Dataset rows —
⁂

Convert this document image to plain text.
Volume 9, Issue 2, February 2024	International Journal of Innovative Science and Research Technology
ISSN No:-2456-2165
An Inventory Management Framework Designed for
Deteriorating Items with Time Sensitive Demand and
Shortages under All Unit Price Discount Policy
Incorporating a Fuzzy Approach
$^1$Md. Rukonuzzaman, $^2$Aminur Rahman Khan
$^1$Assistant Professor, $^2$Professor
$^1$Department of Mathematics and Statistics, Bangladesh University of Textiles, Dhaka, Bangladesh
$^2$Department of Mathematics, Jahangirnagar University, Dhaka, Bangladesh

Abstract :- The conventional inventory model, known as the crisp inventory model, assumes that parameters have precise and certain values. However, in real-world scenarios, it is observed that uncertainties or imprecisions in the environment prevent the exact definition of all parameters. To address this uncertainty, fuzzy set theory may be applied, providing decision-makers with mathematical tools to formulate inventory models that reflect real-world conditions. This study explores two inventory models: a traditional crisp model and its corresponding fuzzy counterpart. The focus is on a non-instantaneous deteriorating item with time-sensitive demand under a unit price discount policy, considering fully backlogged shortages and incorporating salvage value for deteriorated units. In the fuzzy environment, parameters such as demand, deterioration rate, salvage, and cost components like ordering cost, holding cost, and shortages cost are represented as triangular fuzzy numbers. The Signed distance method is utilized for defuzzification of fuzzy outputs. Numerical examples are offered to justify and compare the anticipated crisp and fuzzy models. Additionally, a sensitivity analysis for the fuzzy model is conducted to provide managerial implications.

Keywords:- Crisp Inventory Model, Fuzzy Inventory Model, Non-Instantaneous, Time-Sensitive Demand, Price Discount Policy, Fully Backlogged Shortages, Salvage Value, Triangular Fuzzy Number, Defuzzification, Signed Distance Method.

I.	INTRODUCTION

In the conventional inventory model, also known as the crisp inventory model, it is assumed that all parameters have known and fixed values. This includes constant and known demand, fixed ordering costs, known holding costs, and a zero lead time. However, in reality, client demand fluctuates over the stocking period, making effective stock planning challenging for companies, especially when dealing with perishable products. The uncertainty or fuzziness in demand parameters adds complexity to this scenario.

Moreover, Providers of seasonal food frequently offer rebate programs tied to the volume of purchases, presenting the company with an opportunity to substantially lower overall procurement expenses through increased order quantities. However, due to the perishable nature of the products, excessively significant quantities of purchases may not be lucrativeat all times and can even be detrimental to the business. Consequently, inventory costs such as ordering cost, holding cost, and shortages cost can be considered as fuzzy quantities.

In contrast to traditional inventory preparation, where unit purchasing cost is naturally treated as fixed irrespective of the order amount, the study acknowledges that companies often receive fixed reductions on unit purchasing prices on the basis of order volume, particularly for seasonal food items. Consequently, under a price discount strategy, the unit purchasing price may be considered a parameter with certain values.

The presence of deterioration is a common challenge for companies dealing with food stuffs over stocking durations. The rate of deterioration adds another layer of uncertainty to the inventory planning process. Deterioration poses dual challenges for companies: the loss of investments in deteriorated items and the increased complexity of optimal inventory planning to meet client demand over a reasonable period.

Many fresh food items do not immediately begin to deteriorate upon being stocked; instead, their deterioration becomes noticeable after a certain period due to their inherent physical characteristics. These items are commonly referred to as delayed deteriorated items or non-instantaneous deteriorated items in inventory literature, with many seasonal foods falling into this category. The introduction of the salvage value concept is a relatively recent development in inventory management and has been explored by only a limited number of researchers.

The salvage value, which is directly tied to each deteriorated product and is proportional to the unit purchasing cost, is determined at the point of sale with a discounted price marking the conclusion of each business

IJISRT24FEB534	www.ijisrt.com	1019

⁂

Aim of the task —
Transcribe all of the material exactly. Omit nothing.

Answer to the problem —
Convert this document image to plain text.
Volume 9, Issue 2, February 2024	International Journal of Innovative Science and Research Technology
ISSN No:-2456-2165
An Inventory Management Framework Designed for
Deteriorating Items with Time Sensitive Demand and
Shortages under All Unit Price Discount Policy
Incorporating a Fuzzy Approach
$^1$Md. Rukonuzzaman, $^2$Aminur Rahman Khan
$^1$Assistant Professor, $^2$Professor
$^1$Department of Mathematics and Statistics, Bangladesh University of Textiles, Dhaka, Bangladesh
$^2$Department of Mathematics, Jahangirnagar University, Dhaka, Bangladesh

Abstract :- The conventional inventory model, known as the crisp inventory model, assumes that parameters have precise and certain values. However, in real-world scenarios, it is observed that uncertainties or imprecisions in the environment prevent the exact definition of all parameters. To address this uncertainty, fuzzy set theory may be applied, providing decision-makers with mathematical tools to formulate inventory models that reflect real-world conditions. This study explores two inventory models: a traditional crisp model and its corresponding fuzzy counterpart. The focus is on a non-instantaneous deteriorating item with time-sensitive demand under a unit price discount policy, considering fully backlogged shortages and incorporating salvage value for deteriorated units. In the fuzzy environment, parameters such as demand, deterioration rate, salvage, and cost components like ordering cost, holding cost, and shortages cost are represented as triangular fuzzy numbers. The Signed distance method is utilized for defuzzification of fuzzy outputs. Numerical examples are offered to justify and compare the anticipated crisp and fuzzy models. Additionally, a sensitivity analysis for the fuzzy model is conducted to provide managerial implications.

Keywords:- Crisp Inventory Model, Fuzzy Inventory Model, Non-Instantaneous, Time-Sensitive Demand, Price Discount Policy, Fully Backlogged Shortages, Salvage Value, Triangular Fuzzy Number, Defuzzification, Signed Distance Method.

I.	INTRODUCTION

In the conventional inventory model, also known as the crisp inventory model, it is assumed that all parameters have known and fixed values. This includes constant and known demand, fixed ordering costs, known holding costs, and a zero lead time. However, in reality, client demand fluctuates over the stocking period, making effective stock planning challenging for companies, especially when dealing with perishable products. The uncertainty or fuzziness in demand parameters adds complexity to this scenario.

Moreover, Providers of seasonal food frequently offer rebate programs tied to the volume of purchases, presenting the company with an opportunity to substantially lower overall procurement expenses through increased order quantities. However, due to the perishable nature of the products, excessively significant quantities of purchases may not be lucrativeat all times and can even be detrimental to the business. Consequently, inventory costs such as ordering cost, holding cost, and shortages cost can be considered as fuzzy quantities.

In contrast to traditional inventory preparation, where unit purchasing cost is naturally treated as fixed irrespective of the order amount, the study acknowledges that companies often receive fixed reductions on unit purchasing prices on the basis of order volume, particularly for seasonal food items. Consequently, under a price discount strategy, the unit purchasing price may be considered a parameter with certain values.

The presence of deterioration is a common challenge for companies dealing with food stuffs over stocking durations. The rate of deterioration adds another layer of uncertainty to the inventory planning process. Deterioration poses dual challenges for companies: the loss of investments in deteriorated items and the increased complexity of optimal inventory planning to meet client demand over a reasonable period.

Many fresh food items do not immediately begin to deteriorate upon being stocked; instead, their deterioration becomes noticeable after a certain period due to their inherent physical characteristics. These items are commonly referred to as delayed deteriorated items or non-instantaneous deteriorated items in inventory literature, with many seasonal foods falling into this category. The introduction of the salvage value concept is a relatively recent development in inventory management and has been explored by only a limited number of researchers.

The salvage value, which is directly tied to each deteriorated product and is proportional to the unit purchasing cost, is determined at the point of sale with a discounted price marking the conclusion of each business

IJISRT24FEB534	www.ijisrt.com	1019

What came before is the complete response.